**PROVIDED PASSAGE**
========

Utila (30.08.2013 - 19.10.2013)

Melanie and I had thought about doing the divemaster training (DMT) for a while now. As our divemasters/instructors in Mexico told us about Utila, one of the cheapest places on earth to do the DMT, we decided to check it out.
Both of them, Nathan and P-O, recommended Underwater Vision to us, so thats were we headed first and got stuck ;)
During the training we were treated as part of the team, helping and assisting the instructors. We had to perform certain workshops, trainings, skills and exams. Most of it was done assisting on Open Water, Advanced Open Water and Rescue Courses. Also if there was free space on the boat we could just go fun diving! ^^ All in all, including the time we assisted, we did ♂ 55 / ♀43 dives. Including a couple night dives! =)
The first three weeks of accommodation were included afterwards we moved to a little flat right next to the dive shop. Having a kitchen again was great, we could cook some decent meals and save a bit of money. The army guys staying below us were a bit scary though, waving their assault rifles around before they would go on patrol on their golf cart. And of course we had some crazy neighbours, Cas & Cam ;)

========

**PROBLEMS**
• 1. Condense the paragraph of the Utila post that begins "During the training we were treated" into a short bulleted list that keeps its main facts.
• 2. From the Utila post, return the text between "During the training" and "night dives! =)", inclusive.

========

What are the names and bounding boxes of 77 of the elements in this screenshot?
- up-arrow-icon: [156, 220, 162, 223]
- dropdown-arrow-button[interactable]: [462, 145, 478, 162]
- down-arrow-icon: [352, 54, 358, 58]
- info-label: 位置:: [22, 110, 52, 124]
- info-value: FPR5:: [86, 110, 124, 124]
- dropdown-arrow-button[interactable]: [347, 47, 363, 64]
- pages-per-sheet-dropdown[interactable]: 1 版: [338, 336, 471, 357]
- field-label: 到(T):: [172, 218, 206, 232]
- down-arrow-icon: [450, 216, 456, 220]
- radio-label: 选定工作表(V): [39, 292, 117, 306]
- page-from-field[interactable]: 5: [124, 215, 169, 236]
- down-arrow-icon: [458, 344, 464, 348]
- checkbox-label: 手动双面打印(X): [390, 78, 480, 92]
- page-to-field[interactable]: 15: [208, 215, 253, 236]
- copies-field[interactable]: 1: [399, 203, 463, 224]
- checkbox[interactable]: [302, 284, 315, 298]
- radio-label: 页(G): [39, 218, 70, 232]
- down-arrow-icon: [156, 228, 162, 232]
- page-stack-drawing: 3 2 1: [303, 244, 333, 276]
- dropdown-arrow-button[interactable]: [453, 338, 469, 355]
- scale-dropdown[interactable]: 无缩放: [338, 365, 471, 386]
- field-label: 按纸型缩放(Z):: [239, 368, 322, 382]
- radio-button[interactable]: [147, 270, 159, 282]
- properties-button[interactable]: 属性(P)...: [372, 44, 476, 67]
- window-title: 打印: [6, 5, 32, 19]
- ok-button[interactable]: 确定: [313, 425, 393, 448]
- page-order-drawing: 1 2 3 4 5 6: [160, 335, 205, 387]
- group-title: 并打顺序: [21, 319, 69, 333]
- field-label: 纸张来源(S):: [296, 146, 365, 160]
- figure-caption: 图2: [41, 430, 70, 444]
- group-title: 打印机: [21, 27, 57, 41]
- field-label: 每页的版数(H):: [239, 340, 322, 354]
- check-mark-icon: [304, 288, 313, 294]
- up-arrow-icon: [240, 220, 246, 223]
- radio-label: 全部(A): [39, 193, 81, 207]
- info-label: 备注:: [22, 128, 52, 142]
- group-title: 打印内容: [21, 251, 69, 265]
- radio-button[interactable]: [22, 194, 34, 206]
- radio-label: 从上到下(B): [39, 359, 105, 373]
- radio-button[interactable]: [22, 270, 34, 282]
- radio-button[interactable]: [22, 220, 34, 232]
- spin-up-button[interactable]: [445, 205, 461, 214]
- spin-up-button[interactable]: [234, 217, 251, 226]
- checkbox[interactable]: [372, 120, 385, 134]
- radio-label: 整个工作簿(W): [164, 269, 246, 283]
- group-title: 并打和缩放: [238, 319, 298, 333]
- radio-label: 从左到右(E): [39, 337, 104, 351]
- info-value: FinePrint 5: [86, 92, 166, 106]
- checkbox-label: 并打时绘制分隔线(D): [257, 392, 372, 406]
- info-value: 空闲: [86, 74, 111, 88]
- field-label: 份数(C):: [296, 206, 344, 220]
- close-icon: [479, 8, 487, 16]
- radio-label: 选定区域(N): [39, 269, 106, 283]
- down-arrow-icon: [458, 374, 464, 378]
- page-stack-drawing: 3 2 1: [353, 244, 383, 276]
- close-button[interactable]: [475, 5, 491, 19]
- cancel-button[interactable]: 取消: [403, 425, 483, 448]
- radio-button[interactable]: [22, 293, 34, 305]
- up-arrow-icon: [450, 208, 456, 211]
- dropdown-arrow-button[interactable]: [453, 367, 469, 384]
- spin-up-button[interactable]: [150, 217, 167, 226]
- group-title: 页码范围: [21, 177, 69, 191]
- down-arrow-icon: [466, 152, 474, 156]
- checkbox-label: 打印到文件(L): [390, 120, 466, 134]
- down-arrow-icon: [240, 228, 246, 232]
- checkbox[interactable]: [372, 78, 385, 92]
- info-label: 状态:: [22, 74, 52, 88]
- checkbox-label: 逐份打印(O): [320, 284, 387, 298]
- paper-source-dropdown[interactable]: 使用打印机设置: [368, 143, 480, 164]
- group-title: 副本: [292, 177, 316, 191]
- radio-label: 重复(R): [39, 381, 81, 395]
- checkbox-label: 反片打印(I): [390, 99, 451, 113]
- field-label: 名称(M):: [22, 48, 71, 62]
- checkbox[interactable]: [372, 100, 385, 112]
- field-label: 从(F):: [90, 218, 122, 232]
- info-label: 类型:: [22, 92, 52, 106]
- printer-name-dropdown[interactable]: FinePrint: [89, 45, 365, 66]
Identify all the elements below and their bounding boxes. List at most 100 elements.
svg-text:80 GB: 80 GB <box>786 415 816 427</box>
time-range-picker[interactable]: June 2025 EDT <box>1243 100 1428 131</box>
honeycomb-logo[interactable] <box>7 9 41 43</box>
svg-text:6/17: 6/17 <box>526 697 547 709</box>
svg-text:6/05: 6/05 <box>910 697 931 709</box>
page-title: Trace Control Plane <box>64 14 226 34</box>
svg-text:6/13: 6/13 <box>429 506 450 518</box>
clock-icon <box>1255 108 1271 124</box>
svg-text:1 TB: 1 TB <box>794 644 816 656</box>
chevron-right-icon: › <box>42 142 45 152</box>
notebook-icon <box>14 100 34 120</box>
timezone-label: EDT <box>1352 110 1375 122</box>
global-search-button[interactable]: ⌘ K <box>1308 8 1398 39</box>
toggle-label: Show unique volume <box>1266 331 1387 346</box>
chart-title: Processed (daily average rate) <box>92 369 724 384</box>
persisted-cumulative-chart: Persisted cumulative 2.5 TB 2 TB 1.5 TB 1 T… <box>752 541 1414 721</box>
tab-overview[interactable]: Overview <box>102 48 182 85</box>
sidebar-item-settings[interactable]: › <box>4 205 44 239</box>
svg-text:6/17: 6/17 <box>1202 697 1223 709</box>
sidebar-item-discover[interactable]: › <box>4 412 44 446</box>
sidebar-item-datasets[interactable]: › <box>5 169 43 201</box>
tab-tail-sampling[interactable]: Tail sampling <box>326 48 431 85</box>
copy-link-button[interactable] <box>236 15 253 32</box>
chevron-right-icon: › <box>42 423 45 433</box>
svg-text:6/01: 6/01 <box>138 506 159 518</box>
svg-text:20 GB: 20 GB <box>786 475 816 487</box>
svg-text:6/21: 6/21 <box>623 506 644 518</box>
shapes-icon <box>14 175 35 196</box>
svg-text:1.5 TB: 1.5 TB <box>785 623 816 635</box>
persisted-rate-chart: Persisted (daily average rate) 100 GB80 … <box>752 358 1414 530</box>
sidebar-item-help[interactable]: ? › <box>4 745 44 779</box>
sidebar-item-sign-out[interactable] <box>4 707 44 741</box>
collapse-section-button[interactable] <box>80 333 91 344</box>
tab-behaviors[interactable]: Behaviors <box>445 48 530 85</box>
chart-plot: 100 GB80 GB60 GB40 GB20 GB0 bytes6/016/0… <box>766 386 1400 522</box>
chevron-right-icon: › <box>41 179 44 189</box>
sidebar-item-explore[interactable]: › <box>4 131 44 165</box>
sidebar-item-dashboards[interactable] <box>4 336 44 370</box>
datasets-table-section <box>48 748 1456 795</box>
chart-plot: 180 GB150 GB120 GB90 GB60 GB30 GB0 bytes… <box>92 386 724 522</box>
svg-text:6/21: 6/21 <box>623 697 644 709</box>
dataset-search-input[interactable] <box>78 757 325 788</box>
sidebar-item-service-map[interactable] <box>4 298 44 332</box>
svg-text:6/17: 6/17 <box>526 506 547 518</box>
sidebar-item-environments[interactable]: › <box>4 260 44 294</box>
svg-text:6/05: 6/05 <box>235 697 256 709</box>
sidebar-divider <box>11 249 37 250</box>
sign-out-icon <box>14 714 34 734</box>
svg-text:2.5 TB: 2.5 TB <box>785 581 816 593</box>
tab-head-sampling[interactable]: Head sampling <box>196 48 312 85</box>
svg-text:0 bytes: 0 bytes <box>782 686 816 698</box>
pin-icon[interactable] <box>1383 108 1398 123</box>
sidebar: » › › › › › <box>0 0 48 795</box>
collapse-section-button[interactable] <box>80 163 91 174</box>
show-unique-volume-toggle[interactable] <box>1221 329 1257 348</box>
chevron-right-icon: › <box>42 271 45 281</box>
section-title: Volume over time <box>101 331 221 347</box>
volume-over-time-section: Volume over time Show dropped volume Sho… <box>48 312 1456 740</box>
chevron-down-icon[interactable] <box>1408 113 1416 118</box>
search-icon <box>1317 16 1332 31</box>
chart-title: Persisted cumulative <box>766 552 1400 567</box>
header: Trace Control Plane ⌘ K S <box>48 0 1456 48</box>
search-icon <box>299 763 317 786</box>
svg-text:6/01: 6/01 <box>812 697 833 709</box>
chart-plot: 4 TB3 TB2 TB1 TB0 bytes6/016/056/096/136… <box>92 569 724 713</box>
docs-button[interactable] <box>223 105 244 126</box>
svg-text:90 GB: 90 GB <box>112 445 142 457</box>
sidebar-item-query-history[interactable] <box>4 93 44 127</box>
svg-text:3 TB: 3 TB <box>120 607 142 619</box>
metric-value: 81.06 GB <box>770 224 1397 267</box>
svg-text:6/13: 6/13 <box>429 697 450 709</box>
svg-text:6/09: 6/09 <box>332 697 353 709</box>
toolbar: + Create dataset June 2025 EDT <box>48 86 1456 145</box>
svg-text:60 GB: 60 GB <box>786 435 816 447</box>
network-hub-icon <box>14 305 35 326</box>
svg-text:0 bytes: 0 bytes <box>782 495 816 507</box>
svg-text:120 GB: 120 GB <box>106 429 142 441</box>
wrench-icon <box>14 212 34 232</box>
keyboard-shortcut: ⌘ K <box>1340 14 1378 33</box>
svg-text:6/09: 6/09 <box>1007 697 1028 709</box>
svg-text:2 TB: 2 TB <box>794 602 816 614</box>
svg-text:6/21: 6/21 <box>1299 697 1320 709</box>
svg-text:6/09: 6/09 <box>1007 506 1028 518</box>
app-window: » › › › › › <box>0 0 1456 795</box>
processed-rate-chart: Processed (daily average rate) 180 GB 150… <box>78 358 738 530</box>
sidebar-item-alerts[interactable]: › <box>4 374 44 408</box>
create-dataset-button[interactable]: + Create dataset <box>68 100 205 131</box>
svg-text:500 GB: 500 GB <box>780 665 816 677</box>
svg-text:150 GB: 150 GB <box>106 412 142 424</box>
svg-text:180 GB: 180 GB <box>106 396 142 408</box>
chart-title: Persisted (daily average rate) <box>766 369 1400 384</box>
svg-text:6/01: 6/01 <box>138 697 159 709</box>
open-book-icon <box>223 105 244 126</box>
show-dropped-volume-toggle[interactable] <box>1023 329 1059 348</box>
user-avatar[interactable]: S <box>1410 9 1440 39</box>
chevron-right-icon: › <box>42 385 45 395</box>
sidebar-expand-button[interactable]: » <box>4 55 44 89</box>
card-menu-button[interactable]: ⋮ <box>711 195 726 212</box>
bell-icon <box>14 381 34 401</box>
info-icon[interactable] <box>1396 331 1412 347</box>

========

**RESULTS OF THE EXERCISE**
• 1.
- During the training they were treated as part of the team and helped and assisted the instructors.
- They had to complete certain workshops, trainings, skills and exams.
- Most of this involved assisting on Open Water, Advanced Open Water and Rescue Courses.
- When there was free space on the boat, they could go fun diving.
- Counting the dives they assisted on, the totals were 55 dives (♂) and 43 dives (♀), including a couple of night dives.

• 2.
During the training we were treated as part of the team, helping and assisting the instructors. We had to perform certain workshops, trainings, skills and exams. Most of it was done assisting on Open Water, Advanced Open Water and Rescue Courses. Also if there was free space on the boat we could just go fun diving! ^^ All in all, including the time we assisted, we did ♂ 55 / ♀43 dives. Including a couple night dives! =)